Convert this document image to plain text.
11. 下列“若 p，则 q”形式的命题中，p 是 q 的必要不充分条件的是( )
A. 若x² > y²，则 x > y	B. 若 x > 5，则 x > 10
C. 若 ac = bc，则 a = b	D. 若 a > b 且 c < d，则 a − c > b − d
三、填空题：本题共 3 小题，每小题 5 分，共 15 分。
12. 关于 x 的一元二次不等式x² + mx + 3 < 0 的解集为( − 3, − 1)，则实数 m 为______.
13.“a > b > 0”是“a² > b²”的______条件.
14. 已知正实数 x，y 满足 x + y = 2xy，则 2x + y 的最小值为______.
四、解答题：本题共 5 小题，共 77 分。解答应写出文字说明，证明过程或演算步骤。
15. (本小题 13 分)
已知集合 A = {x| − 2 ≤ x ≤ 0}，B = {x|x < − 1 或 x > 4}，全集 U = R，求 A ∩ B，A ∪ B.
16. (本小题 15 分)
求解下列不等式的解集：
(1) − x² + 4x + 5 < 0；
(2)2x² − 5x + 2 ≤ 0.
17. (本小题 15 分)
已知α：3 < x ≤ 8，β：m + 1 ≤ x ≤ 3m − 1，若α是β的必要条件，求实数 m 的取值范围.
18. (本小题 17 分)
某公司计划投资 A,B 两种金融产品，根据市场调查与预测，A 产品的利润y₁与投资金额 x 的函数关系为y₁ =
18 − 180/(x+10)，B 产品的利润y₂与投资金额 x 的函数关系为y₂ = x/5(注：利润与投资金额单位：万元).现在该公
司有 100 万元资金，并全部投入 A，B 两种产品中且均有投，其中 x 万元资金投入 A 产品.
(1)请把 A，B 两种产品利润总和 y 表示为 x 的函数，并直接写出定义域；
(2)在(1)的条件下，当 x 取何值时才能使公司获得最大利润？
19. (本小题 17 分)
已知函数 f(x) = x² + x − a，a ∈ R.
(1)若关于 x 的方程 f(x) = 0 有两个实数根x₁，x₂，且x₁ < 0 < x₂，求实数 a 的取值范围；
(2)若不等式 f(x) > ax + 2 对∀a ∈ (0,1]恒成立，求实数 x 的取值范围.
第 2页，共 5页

# Task description
Repeat the preceding lines exactly, please, every one of them.

# Exercise result
Convert this document image to plain text.
11. 下列“若 p，则 q”形式的命题中，p 是 q 的必要不充分条件的是( )
A. 若x² > y²，则 x > y	B. 若 x > 5，则 x > 10
C. 若 ac = bc，则 a = b	D. 若 a > b 且 c < d，则 a − c > b − d
三、填空题：本题共 3 小题，每小题 5 分，共 15 分。
12. 关于 x 的一元二次不等式x² + mx + 3 < 0 的解集为( − 3, − 1)，则实数 m 为______.
13.“a > b > 0”是“a² > b²”的______条件.
14. 已知正实数 x，y 满足 x + y = 2xy，则 2x + y 的最小值为______.
四、解答题：本题共 5 小题，共 77 分。解答应写出文字说明，证明过程或演算步骤。
15. (本小题 13 分)
已知集合 A = {x| − 2 ≤ x ≤ 0}，B = {x|x < − 1 或 x > 4}，全集 U = R，求 A ∩ B，A ∪ B.
16. (本小题 15 分)
求解下列不等式的解集：
(1) − x² + 4x + 5 < 0；
(2)2x² − 5x + 2 ≤ 0.
17. (本小题 15 分)
已知α：3 < x ≤ 8，β：m + 1 ≤ x ≤ 3m − 1，若α是β的必要条件，求实数 m 的取值范围.
18. (本小题 17 分)
某公司计划投资 A,B 两种金融产品，根据市场调查与预测，A 产品的利润y₁与投资金额 x 的函数关系为y₁ =
18 − 180/(x+10)，B 产品的利润y₂与投资金额 x 的函数关系为y₂ = x/5(注：利润与投资金额单位：万元).现在该公
司有 100 万元资金，并全部投入 A，B 两种产品中且均有投，其中 x 万元资金投入 A 产品.
(1)请把 A，B 两种产品利润总和 y 表示为 x 的函数，并直接写出定义域；
(2)在(1)的条件下，当 x 取何值时才能使公司获得最大利润？
19. (本小题 17 分)
已知函数 f(x) = x² + x − a，a ∈ R.
(1)若关于 x 的方程 f(x) = 0 有两个实数根x₁，x₂，且x₁ < 0 < x₂，求实数 a 的取值范围；
(2)若不等式 f(x) > ax + 2 对∀a ∈ (0,1]恒成立，求实数 x 的取值范围.
第 2页，共 5页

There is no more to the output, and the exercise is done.